- **Exercise objective**
Transcribe the records below exactly as they appear.
◇ ◇ ◇ ◇ ◇ ◇ ◇
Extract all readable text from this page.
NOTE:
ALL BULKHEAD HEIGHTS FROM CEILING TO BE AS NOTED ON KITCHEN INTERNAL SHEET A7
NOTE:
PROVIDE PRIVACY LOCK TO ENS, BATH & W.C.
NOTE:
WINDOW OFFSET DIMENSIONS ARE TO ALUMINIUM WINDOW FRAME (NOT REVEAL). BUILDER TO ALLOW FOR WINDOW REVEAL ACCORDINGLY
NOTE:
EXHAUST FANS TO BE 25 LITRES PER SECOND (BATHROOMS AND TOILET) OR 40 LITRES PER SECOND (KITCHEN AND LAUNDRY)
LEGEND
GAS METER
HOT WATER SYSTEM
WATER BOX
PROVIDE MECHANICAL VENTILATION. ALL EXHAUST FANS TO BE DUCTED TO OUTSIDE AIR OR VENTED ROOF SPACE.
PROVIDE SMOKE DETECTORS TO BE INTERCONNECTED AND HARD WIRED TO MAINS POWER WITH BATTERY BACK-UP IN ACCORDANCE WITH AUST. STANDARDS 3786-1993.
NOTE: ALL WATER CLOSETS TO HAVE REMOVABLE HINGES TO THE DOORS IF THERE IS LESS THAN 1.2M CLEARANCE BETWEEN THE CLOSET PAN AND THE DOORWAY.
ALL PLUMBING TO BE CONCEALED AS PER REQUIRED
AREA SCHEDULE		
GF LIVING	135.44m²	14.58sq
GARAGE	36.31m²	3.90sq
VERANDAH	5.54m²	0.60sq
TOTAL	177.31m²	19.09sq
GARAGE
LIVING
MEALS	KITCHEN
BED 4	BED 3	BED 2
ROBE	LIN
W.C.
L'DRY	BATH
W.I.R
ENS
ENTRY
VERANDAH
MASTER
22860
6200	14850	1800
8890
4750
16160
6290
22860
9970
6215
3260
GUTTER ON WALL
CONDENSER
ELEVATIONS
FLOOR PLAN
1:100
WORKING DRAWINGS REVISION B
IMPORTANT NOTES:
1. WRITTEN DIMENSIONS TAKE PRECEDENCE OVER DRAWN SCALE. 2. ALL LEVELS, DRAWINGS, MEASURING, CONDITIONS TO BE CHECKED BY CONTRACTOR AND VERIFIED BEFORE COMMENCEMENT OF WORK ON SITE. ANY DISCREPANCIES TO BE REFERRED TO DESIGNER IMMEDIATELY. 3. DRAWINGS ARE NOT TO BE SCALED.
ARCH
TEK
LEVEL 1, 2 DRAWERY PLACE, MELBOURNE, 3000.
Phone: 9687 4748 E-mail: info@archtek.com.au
◇ ◇ ◇ ◇ ◇ ◇ ◇
- **Solution**
Extract all readable text from this page.
NOTE:
ALL BULKHEAD HEIGHTS FROM CEILING TO BE AS NOTED ON KITCHEN INTERNAL SHEET A7
NOTE:
PROVIDE PRIVACY LOCK TO ENS, BATH & W.C.
NOTE:
WINDOW OFFSET DIMENSIONS ARE TO ALUMINIUM WINDOW FRAME (NOT REVEAL). BUILDER TO ALLOW FOR WINDOW REVEAL ACCORDINGLY
NOTE:
EXHAUST FANS TO BE 25 LITRES PER SECOND (BATHROOMS AND TOILET) OR 40 LITRES PER SECOND (KITCHEN AND LAUNDRY)
LEGEND
GAS METER
HOT WATER SYSTEM
WATER BOX
PROVIDE MECHANICAL VENTILATION. ALL EXHAUST FANS TO BE DUCTED TO OUTSIDE AIR OR VENTED ROOF SPACE.
PROVIDE SMOKE DETECTORS TO BE INTERCONNECTED AND HARD WIRED TO MAINS POWER WITH BATTERY BACK-UP IN ACCORDANCE WITH AUST. STANDARDS 3786-1993.
NOTE: ALL WATER CLOSETS TO HAVE REMOVABLE HINGES TO THE DOORS IF THERE IS LESS THAN 1.2M CLEARANCE BETWEEN THE CLOSET PAN AND THE DOORWAY.
ALL PLUMBING TO BE CONCEALED AS PER REQUIRED
AREA SCHEDULE		
GF LIVING	135.44m²	14.58sq
GARAGE	36.31m²	3.90sq
VERANDAH	5.54m²	0.60sq
TOTAL	177.31m²	19.09sq
GARAGE
LIVING
MEALS	KITCHEN
BED 4	BED 3	BED 2
ROBE	LIN
W.C.
L'DRY	BATH
W.I.R
ENS
ENTRY
VERANDAH
MASTER
22860
6200	14850	1800
8890
4750
16160
6290
22860
9970
6215
3260
GUTTER ON WALL
CONDENSER
ELEVATIONS
FLOOR PLAN
1:100
WORKING DRAWINGS REVISION B
IMPORTANT NOTES:
1. WRITTEN DIMENSIONS TAKE PRECEDENCE OVER DRAWN SCALE. 2. ALL LEVELS, DRAWINGS, MEASURING, CONDITIONS TO BE CHECKED BY CONTRACTOR AND VERIFIED BEFORE COMMENCEMENT OF WORK ON SITE. ANY DISCREPANCIES TO BE REFERRED TO DESIGNER IMMEDIATELY. 3. DRAWINGS ARE NOT TO BE SCALED.
ARCH
TEK
LEVEL 1, 2 DRAWERY PLACE, MELBOURNE, 3000.
Phone: 9687 4748 E-mail: info@archtek.com.au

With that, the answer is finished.